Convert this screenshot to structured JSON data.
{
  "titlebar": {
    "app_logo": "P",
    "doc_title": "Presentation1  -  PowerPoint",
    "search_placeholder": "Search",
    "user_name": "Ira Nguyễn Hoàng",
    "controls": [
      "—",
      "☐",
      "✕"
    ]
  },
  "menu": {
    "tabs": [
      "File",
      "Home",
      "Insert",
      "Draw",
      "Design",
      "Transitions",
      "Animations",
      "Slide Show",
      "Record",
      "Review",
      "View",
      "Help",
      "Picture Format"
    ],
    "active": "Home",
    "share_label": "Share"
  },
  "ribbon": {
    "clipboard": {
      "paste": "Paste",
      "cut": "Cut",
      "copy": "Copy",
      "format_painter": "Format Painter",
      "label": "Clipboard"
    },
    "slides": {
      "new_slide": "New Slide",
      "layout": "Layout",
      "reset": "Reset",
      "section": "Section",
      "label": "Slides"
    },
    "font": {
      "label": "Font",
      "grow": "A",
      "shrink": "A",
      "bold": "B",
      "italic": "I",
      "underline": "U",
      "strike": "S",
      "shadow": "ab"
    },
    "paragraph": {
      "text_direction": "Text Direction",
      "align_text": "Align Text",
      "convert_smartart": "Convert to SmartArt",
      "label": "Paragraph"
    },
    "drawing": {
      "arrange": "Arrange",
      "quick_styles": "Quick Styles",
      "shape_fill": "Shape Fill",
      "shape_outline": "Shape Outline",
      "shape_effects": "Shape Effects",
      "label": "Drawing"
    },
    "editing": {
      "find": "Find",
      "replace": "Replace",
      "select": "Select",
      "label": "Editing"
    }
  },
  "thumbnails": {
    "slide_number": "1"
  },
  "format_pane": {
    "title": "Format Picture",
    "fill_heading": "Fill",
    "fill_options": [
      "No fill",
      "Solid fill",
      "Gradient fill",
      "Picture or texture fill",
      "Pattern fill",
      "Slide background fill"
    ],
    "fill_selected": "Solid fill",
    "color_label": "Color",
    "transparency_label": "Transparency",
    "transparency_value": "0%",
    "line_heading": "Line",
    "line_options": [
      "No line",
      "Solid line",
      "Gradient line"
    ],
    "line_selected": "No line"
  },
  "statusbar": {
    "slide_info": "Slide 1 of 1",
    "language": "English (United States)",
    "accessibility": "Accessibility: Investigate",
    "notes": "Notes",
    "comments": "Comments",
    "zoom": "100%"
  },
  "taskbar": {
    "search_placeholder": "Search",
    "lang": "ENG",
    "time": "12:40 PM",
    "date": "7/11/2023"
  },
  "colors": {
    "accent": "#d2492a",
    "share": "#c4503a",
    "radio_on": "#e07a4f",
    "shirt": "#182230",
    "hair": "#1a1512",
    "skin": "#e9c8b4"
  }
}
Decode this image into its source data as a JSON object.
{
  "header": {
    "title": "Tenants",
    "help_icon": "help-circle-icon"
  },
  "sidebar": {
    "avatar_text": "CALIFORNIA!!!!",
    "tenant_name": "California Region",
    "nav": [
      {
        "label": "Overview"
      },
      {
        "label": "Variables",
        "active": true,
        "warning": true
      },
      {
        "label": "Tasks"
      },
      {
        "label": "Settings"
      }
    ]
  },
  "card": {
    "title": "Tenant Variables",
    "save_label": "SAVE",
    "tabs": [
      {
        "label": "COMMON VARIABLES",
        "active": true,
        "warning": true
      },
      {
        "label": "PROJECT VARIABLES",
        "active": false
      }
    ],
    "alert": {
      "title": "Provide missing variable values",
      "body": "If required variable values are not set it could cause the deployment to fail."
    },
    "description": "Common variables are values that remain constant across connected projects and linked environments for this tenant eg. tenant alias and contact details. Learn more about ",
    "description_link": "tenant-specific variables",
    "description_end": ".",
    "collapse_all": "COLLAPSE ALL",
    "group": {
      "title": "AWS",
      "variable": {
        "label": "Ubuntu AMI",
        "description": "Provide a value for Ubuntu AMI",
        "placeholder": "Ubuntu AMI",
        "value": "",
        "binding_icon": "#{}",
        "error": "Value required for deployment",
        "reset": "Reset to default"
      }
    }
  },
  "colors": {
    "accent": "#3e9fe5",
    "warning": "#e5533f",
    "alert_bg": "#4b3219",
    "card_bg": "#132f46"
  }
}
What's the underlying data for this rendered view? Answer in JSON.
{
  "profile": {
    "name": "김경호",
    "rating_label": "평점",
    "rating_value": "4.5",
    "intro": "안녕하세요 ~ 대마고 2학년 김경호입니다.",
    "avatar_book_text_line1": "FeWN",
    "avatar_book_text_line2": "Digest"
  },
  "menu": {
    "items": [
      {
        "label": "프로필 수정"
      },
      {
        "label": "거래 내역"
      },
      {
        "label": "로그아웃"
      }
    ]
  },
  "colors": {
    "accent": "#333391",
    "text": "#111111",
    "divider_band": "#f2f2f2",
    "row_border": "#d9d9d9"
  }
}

**Problem to work on:** Starting at the line that contains "What's the underlying", copy each line exactly through the end of the listing above. Include that first line and the last one, and add nothing.

**Answer for the task:**
What's the underlying data for this rendered view? Answer in JSON.
{
  "profile": {
    "name": "김경호",
    "rating_label": "평점",
    "rating_value": "4.5",
    "intro": "안녕하세요 ~ 대마고 2학년 김경호입니다.",
    "avatar_book_text_line1": "FeWN",
    "avatar_book_text_line2": "Digest"
  },
  "menu": {
    "items": [
      {
        "label": "프로필 수정"
      },
      {
        "label": "거래 내역"
      },
      {
        "label": "로그아웃"
      }
    ]
  },
  "colors": {
    "accent": "#333391",
    "text": "#111111",
    "divider_band": "#f2f2f2",
    "row_border": "#d9d9d9"
  }
}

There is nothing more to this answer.